>>>>

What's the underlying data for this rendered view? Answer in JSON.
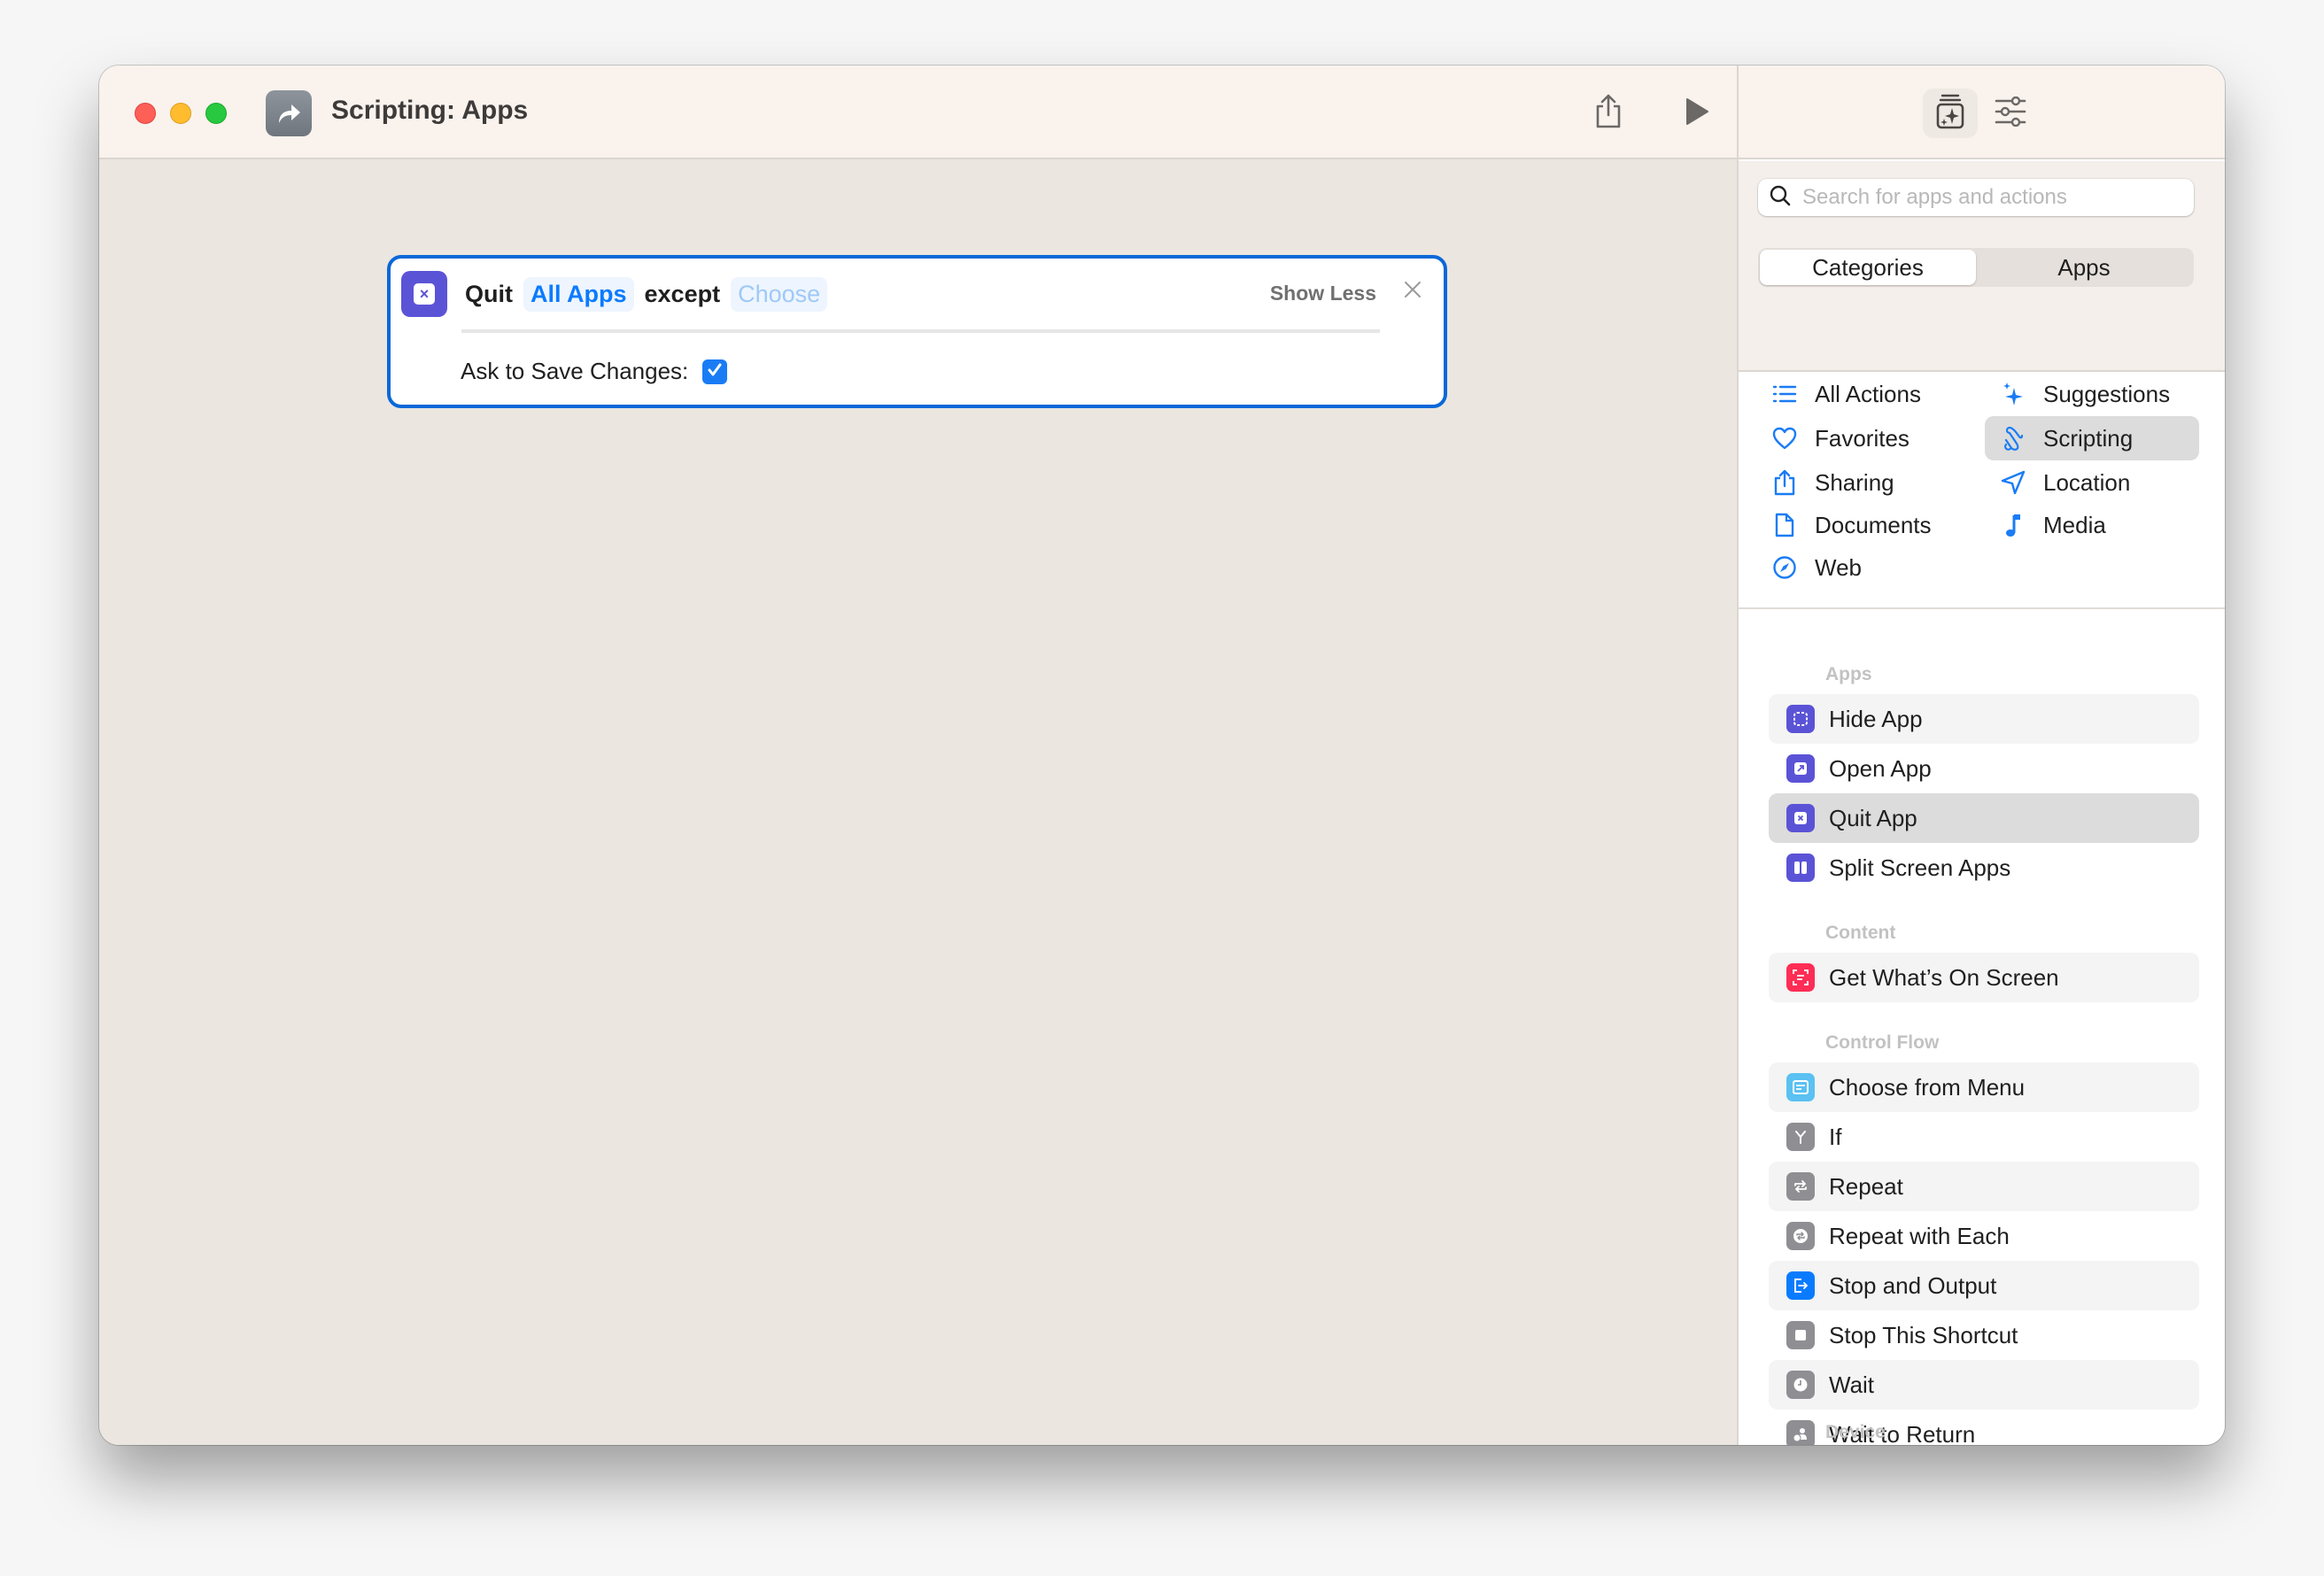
{
  "window": {
    "title": "Scripting: Apps",
    "app_icon": "shortcut-arrow-icon"
  },
  "toolbar": {
    "share_icon": "share-icon",
    "run_icon": "play-icon",
    "library_icon": "action-library-icon",
    "settings_icon": "sliders-icon"
  },
  "action_card": {
    "verb": "Quit",
    "target": "All Apps",
    "connector": "except",
    "exception_placeholder": "Choose",
    "show_less_label": "Show Less",
    "param_label": "Ask to Save Changes:",
    "ask_to_save_checked": true,
    "icon_color": "#5b53d6"
  },
  "sidebar": {
    "search_placeholder": "Search for apps and actions",
    "search_value": "",
    "segments": [
      "Categories",
      "Apps"
    ],
    "active_segment": "Categories",
    "categories_left": [
      {
        "label": "All Actions",
        "icon": "list-icon"
      },
      {
        "label": "Favorites",
        "icon": "heart-icon"
      },
      {
        "label": "Sharing",
        "icon": "share-icon"
      },
      {
        "label": "Documents",
        "icon": "document-icon"
      },
      {
        "label": "Web",
        "icon": "compass-icon"
      }
    ],
    "categories_right": [
      {
        "label": "Suggestions",
        "icon": "sparkles-icon"
      },
      {
        "label": "Scripting",
        "icon": "scroll-icon",
        "selected": true
      },
      {
        "label": "Location",
        "icon": "location-arrow-icon"
      },
      {
        "label": "Media",
        "icon": "music-note-icon"
      }
    ],
    "sections": [
      {
        "title": "Apps",
        "actions": [
          {
            "label": "Hide App",
            "icon": "hide-app-icon",
            "color": "#5b53d6"
          },
          {
            "label": "Open App",
            "icon": "open-app-icon",
            "color": "#5b53d6"
          },
          {
            "label": "Quit App",
            "icon": "quit-app-icon",
            "color": "#5b53d6",
            "selected": true
          },
          {
            "label": "Split Screen Apps",
            "icon": "split-screen-icon",
            "color": "#5b53d6"
          }
        ]
      },
      {
        "title": "Content",
        "actions": [
          {
            "label": "Get What’s On Screen",
            "icon": "screen-scan-icon",
            "color": "#fe2d55"
          }
        ]
      },
      {
        "title": "Control Flow",
        "actions": [
          {
            "label": "Choose from Menu",
            "icon": "menu-icon",
            "color": "#5ac1f2"
          },
          {
            "label": "If",
            "icon": "branch-icon",
            "color": "#8e8e93"
          },
          {
            "label": "Repeat",
            "icon": "repeat-icon",
            "color": "#8e8e93"
          },
          {
            "label": "Repeat with Each",
            "icon": "repeat-each-icon",
            "color": "#8e8e93"
          },
          {
            "label": "Stop and Output",
            "icon": "stop-output-icon",
            "color": "#0a7bff"
          },
          {
            "label": "Stop This Shortcut",
            "icon": "stop-icon",
            "color": "#8e8e93"
          },
          {
            "label": "Wait",
            "icon": "clock-icon",
            "color": "#8e8e93"
          },
          {
            "label": "Wait to Return",
            "icon": "wait-return-icon",
            "color": "#8e8e93"
          }
        ]
      },
      {
        "title": "Device",
        "actions": []
      }
    ]
  }
}
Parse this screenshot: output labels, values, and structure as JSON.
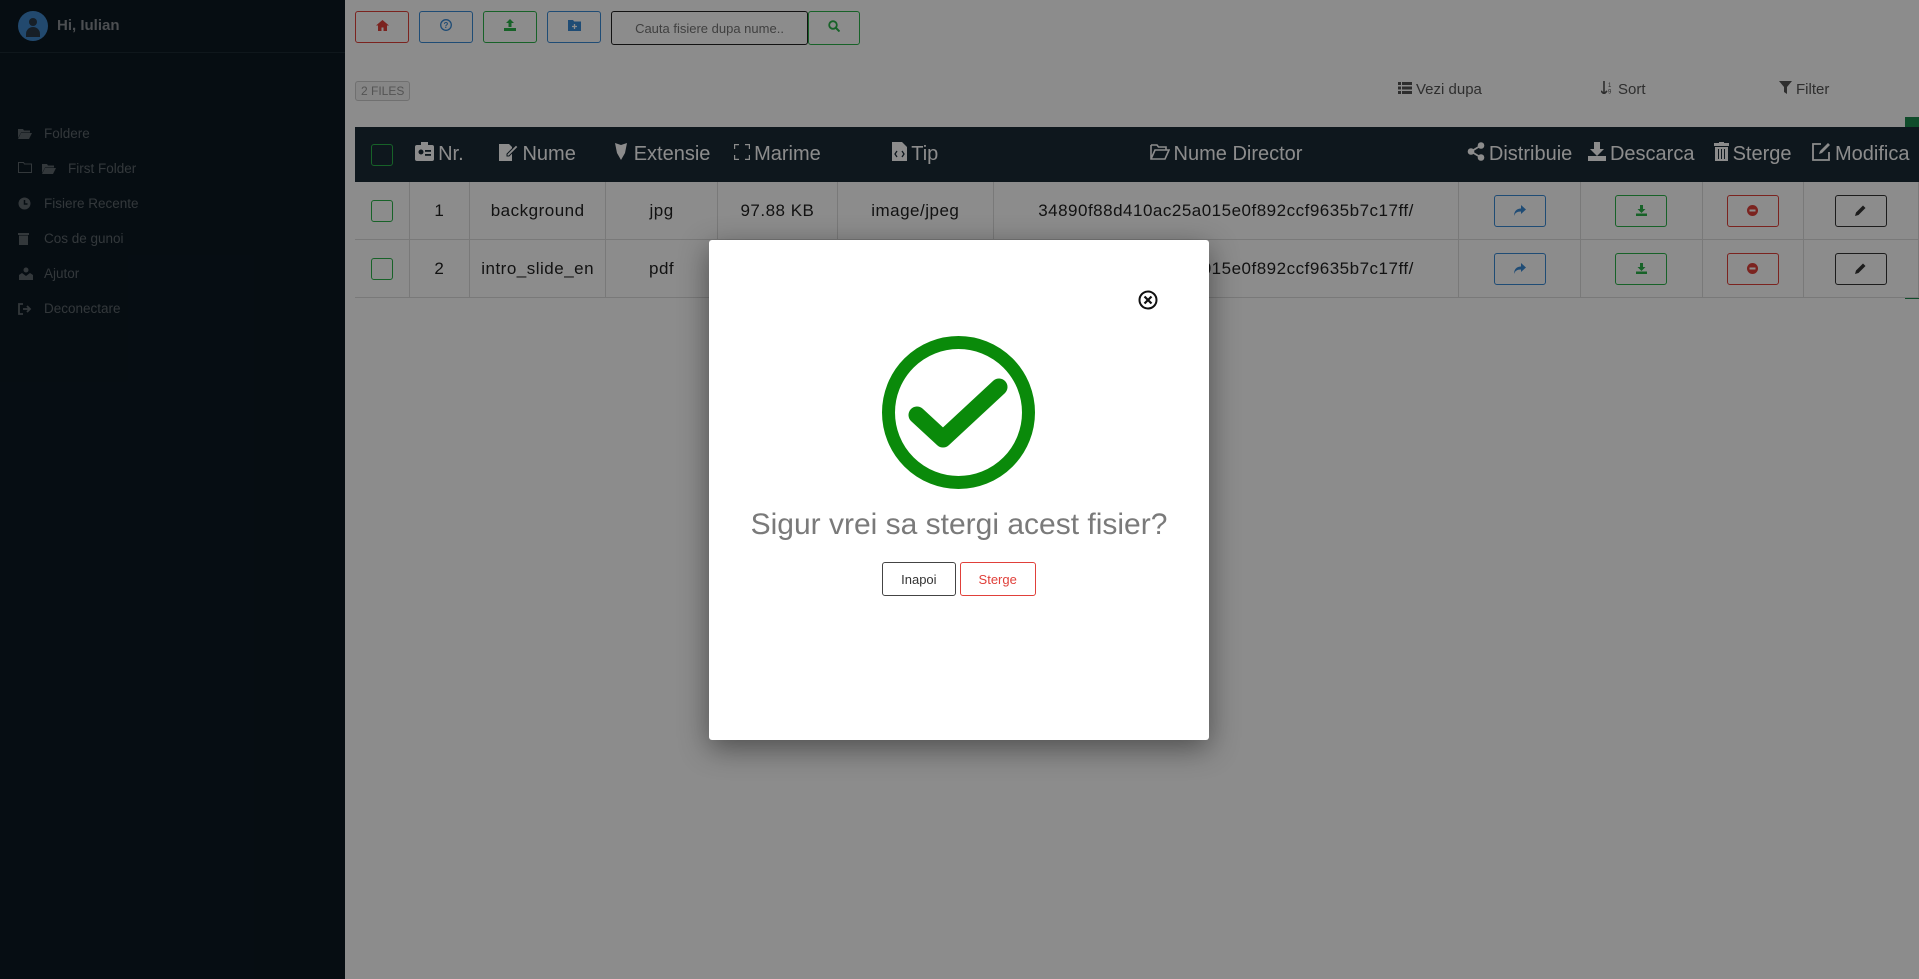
{
  "user": {
    "greeting": "Hi, Iulian"
  },
  "sidebar": {
    "items": [
      {
        "label": "Foldere",
        "icon": "folder-open-icon"
      },
      {
        "label": "First Folder",
        "icon": "folder-open-icon"
      },
      {
        "label": "Fisiere Recente",
        "icon": "clock-icon"
      },
      {
        "label": "Cos de gunoi",
        "icon": "trash-icon"
      },
      {
        "label": "Ajutor",
        "icon": "help-icon"
      },
      {
        "label": "Deconectare",
        "icon": "sign-out-icon"
      }
    ]
  },
  "toolbar": {
    "search_placeholder": "Cauta fisiere dupa nume.."
  },
  "files_info": {
    "count_label": "2 FILES"
  },
  "view_controls": {
    "view_by": "Vezi dupa",
    "sort": "Sort",
    "filter": "Filter"
  },
  "table": {
    "headers": [
      "Nr.",
      "Nume",
      "Extensie",
      "Marime",
      "Tip",
      "Nume Director",
      "Distribuie",
      "Descarca",
      "Sterge",
      "Modifica"
    ],
    "rows": [
      {
        "nr": "1",
        "name": "background",
        "ext": "jpg",
        "size": "97.88 KB",
        "type": "image/jpeg",
        "dir": "34890f88d410ac25a015e0f892ccf9635b7c17ff/"
      },
      {
        "nr": "2",
        "name": "intro_slide_en",
        "ext": "pdf",
        "size": "",
        "type": "",
        "dir": "34890f88d410ac25a015e0f892ccf9635b7c17ff/"
      }
    ]
  },
  "modal": {
    "title": "Sigur vrei sa stergi acest fisier?",
    "back_label": "Inapoi",
    "delete_label": "Sterge"
  },
  "colors": {
    "sidebar_bg": "#0b1822",
    "table_header_bg": "#1a2a36",
    "success_green": "#0a8a0a",
    "danger": "#e0403a"
  }
}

<<<<

*INSTRUCTIONS FOR THE TASK*. Take the listing and print it again exactly, but without any pictures.

*ANSWER TO THE EXERCISE*.
What's the underlying data for this rendered view? Answer in JSON.
{
  "window": {
    "title": "Scripting: Apps",
    "app_icon": "shortcut-arrow-icon"
  },
  "toolbar": {
    "share_icon": "share-icon",
    "run_icon": "play-icon",
    "library_icon": "action-library-icon",
    "settings_icon": "sliders-icon"
  },
  "action_card": {
    "verb": "Quit",
    "target": "All Apps",
    "connector": "except",
    "exception_placeholder": "Choose",
    "show_less_label": "Show Less",
    "param_label": "Ask to Save Changes:",
    "ask_to_save_checked": true,
    "icon_color": "#5b53d6"
  },
  "sidebar": {
    "search_placeholder": "Search for apps and actions",
    "search_value": "",
    "segments": [
      "Categories",
      "Apps"
    ],
    "active_segment": "Categories",
    "categories_left": [
      {
        "label": "All Actions",
        "icon": "list-icon"
      },
      {
        "label": "Favorites",
        "icon": "heart-icon"
      },
      {
        "label": "Sharing",
        "icon": "share-icon"
      },
      {
        "label": "Documents",
        "icon": "document-icon"
      },
      {
        "label": "Web",
        "icon": "compass-icon"
      }
    ],
    "categories_right": [
      {
        "label": "Suggestions",
        "icon": "sparkles-icon"
      },
      {
        "label": "Scripting",
        "icon": "scroll-icon",
        "selected": true
      },
      {
        "label": "Location",
        "icon": "location-arrow-icon"
      },
      {
        "label": "Media",
        "icon": "music-note-icon"
      }
    ],
    "sections": [
      {
        "title": "Apps",
        "actions": [
          {
            "label": "Hide App",
            "icon": "hide-app-icon",
            "color": "#5b53d6"
          },
          {
            "label": "Open App",
            "icon": "open-app-icon",
            "color": "#5b53d6"
          },
          {
            "label": "Quit App",
            "icon": "quit-app-icon",
            "color": "#5b53d6",
            "selected": true
          },
          {
            "label": "Split Screen Apps",
            "icon": "split-screen-icon",
            "color": "#5b53d6"
          }
        ]
      },
      {
        "title": "Content",
        "actions": [
          {
            "label": "Get What’s On Screen",
            "icon": "screen-scan-icon",
            "color": "#fe2d55"
          }
        ]
      },
      {
        "title": "Control Flow",
        "actions": [
          {
            "label": "Choose from Menu",
            "icon": "menu-icon",
            "color": "#5ac1f2"
          },
          {
            "label": "If",
            "icon": "branch-icon",
            "color": "#8e8e93"
          },
          {
            "label": "Repeat",
            "icon": "repeat-icon",
            "color": "#8e8e93"
          },
          {
            "label": "Repeat with Each",
            "icon": "repeat-each-icon",
            "color": "#8e8e93"
          },
          {
            "label": "Stop and Output",
            "icon": "stop-output-icon",
            "color": "#0a7bff"
          },
          {
            "label": "Stop This Shortcut",
            "icon": "stop-icon",
            "color": "#8e8e93"
          },
          {
            "label": "Wait",
            "icon": "clock-icon",
            "color": "#8e8e93"
          },
          {
            "label": "Wait to Return",
            "icon": "wait-return-icon",
            "color": "#8e8e93"
          }
        ]
      },
      {
        "title": "Device",
        "actions": []
      }
    ]
  }
}
Parse this screenshot: output labels, values, and structure as JSON.
{
  "user": {
    "greeting": "Hi, Iulian"
  },
  "sidebar": {
    "items": [
      {
        "label": "Foldere",
        "icon": "folder-open-icon"
      },
      {
        "label": "First Folder",
        "icon": "folder-open-icon"
      },
      {
        "label": "Fisiere Recente",
        "icon": "clock-icon"
      },
      {
        "label": "Cos de gunoi",
        "icon": "trash-icon"
      },
      {
        "label": "Ajutor",
        "icon": "help-icon"
      },
      {
        "label": "Deconectare",
        "icon": "sign-out-icon"
      }
    ]
  },
  "toolbar": {
    "search_placeholder": "Cauta fisiere dupa nume.."
  },
  "files_info": {
    "count_label": "2 FILES"
  },
  "view_controls": {
    "view_by": "Vezi dupa",
    "sort": "Sort",
    "filter": "Filter"
  },
  "table": {
    "headers": [
      "Nr.",
      "Nume",
      "Extensie",
      "Marime",
      "Tip",
      "Nume Director",
      "Distribuie",
      "Descarca",
      "Sterge",
      "Modifica"
    ],
    "rows": [
      {
        "nr": "1",
        "name": "background",
        "ext": "jpg",
        "size": "97.88 KB",
        "type": "image/jpeg",
        "dir": "34890f88d410ac25a015e0f892ccf9635b7c17ff/"
      },
      {
        "nr": "2",
        "name": "intro_slide_en",
        "ext": "pdf",
        "size": "",
        "type": "",
        "dir": "34890f88d410ac25a015e0f892ccf9635b7c17ff/"
      }
    ]
  },
  "modal": {
    "title": "Sigur vrei sa stergi acest fisier?",
    "back_label": "Inapoi",
    "delete_label": "Sterge"
  },
  "colors": {
    "sidebar_bg": "#0b1822",
    "table_header_bg": "#1a2a36",
    "success_green": "#0a8a0a",
    "danger": "#e0403a"
  }
}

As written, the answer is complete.